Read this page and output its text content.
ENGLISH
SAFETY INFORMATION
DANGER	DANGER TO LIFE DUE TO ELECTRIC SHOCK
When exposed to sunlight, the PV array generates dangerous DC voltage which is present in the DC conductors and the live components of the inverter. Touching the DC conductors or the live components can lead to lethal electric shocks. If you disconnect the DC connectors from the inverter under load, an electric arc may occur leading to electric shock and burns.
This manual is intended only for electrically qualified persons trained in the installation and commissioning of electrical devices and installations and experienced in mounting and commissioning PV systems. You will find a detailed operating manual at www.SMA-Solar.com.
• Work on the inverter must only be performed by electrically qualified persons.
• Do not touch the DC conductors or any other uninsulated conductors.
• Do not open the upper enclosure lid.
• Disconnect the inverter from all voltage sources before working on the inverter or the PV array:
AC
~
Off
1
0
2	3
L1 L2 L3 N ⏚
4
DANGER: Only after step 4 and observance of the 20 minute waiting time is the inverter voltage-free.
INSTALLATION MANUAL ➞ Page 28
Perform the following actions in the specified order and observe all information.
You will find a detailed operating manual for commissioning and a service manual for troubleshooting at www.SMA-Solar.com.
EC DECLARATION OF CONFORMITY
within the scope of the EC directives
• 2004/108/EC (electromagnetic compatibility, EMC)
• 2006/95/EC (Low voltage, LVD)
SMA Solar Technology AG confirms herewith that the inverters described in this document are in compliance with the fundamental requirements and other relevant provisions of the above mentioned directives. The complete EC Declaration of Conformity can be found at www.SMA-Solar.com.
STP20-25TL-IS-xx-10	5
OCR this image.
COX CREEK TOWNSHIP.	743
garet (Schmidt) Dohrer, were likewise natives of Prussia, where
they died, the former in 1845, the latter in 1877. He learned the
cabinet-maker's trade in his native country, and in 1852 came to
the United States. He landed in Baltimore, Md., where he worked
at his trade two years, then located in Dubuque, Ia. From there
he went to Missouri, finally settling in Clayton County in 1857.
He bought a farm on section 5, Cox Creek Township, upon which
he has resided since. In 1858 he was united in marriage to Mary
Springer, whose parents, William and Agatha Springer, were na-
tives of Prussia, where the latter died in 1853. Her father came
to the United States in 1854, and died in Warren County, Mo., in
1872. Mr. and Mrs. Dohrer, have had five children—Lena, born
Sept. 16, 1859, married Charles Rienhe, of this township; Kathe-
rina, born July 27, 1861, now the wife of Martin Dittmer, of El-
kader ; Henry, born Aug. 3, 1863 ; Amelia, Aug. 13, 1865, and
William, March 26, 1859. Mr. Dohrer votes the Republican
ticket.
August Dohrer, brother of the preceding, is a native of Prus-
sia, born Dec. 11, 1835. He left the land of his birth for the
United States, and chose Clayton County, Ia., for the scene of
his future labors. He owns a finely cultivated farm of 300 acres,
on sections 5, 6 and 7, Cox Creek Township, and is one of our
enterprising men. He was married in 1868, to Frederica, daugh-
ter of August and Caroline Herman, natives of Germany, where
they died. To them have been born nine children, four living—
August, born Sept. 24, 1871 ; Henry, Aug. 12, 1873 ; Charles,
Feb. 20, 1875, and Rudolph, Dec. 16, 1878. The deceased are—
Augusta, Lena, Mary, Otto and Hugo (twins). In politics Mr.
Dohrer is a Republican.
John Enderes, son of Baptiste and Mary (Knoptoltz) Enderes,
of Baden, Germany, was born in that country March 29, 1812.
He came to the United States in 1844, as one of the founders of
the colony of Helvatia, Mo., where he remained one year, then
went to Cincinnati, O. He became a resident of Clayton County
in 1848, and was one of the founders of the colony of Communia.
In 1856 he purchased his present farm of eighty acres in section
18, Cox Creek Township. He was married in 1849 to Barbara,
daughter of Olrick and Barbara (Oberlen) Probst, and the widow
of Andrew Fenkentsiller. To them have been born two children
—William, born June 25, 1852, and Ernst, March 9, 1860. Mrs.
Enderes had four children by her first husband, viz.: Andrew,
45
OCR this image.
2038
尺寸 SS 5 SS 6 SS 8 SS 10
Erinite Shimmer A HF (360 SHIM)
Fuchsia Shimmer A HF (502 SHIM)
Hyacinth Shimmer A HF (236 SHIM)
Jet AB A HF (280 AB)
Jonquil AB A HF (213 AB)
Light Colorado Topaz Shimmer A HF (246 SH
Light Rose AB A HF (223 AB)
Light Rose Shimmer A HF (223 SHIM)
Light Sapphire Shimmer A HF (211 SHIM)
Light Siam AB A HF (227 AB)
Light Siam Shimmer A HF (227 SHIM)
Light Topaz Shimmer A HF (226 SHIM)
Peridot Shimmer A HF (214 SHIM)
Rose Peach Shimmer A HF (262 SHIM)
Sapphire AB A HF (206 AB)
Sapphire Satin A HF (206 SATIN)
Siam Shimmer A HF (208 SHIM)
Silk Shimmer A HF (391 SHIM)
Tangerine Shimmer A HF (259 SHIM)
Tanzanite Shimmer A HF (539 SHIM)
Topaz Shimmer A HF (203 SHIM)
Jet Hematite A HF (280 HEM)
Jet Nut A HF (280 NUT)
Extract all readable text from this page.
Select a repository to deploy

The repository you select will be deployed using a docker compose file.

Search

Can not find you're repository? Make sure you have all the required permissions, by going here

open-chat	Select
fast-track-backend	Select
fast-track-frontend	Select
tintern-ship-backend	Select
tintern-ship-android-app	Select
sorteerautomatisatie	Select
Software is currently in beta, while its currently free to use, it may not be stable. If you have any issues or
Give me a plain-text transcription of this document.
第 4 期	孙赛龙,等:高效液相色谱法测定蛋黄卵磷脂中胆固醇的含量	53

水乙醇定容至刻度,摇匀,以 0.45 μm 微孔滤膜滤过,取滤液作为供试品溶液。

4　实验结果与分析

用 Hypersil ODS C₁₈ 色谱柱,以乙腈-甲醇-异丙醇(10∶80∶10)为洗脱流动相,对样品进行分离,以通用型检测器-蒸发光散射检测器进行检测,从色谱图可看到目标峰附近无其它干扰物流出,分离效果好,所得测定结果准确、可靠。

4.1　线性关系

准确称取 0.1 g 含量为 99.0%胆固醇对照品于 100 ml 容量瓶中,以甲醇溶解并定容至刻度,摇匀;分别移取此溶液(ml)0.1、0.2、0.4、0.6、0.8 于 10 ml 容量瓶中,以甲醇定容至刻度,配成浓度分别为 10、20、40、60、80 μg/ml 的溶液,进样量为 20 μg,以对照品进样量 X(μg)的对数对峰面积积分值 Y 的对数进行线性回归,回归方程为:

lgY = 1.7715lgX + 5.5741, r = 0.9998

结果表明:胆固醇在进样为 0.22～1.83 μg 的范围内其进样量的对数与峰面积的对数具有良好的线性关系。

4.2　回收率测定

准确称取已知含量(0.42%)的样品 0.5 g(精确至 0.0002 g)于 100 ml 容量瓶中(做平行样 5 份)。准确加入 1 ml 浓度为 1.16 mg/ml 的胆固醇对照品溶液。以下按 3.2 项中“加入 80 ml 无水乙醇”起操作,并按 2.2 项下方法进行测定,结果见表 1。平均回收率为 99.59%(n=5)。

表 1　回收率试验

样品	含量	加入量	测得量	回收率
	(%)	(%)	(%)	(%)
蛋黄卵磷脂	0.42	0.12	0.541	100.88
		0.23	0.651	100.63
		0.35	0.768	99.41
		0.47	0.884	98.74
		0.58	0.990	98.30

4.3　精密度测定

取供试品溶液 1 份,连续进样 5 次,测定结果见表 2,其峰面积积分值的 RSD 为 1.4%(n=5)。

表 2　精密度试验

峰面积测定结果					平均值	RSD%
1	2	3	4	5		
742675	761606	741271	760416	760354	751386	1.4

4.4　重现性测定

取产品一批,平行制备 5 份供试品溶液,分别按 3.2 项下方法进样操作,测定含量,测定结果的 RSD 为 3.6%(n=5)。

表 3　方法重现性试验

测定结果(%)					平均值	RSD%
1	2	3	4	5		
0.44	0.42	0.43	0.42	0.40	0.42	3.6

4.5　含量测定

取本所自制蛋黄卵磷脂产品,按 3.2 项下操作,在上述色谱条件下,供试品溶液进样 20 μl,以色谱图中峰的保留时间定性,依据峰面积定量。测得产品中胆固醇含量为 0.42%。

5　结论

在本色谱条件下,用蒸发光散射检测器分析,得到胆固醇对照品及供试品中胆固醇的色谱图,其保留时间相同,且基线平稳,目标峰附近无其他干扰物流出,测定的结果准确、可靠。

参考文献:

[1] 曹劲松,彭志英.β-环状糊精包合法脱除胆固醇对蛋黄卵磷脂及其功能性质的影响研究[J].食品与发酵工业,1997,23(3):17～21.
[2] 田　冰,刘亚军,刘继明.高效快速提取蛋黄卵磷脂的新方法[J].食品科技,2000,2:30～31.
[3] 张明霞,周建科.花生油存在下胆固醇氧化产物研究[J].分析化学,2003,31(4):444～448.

Exercise requirements: Go through the data and gather every line that holds "been".

Answer:
they died. To them have been born nine children, four living—
of Andrew Fenkentsiller. To them have been born two children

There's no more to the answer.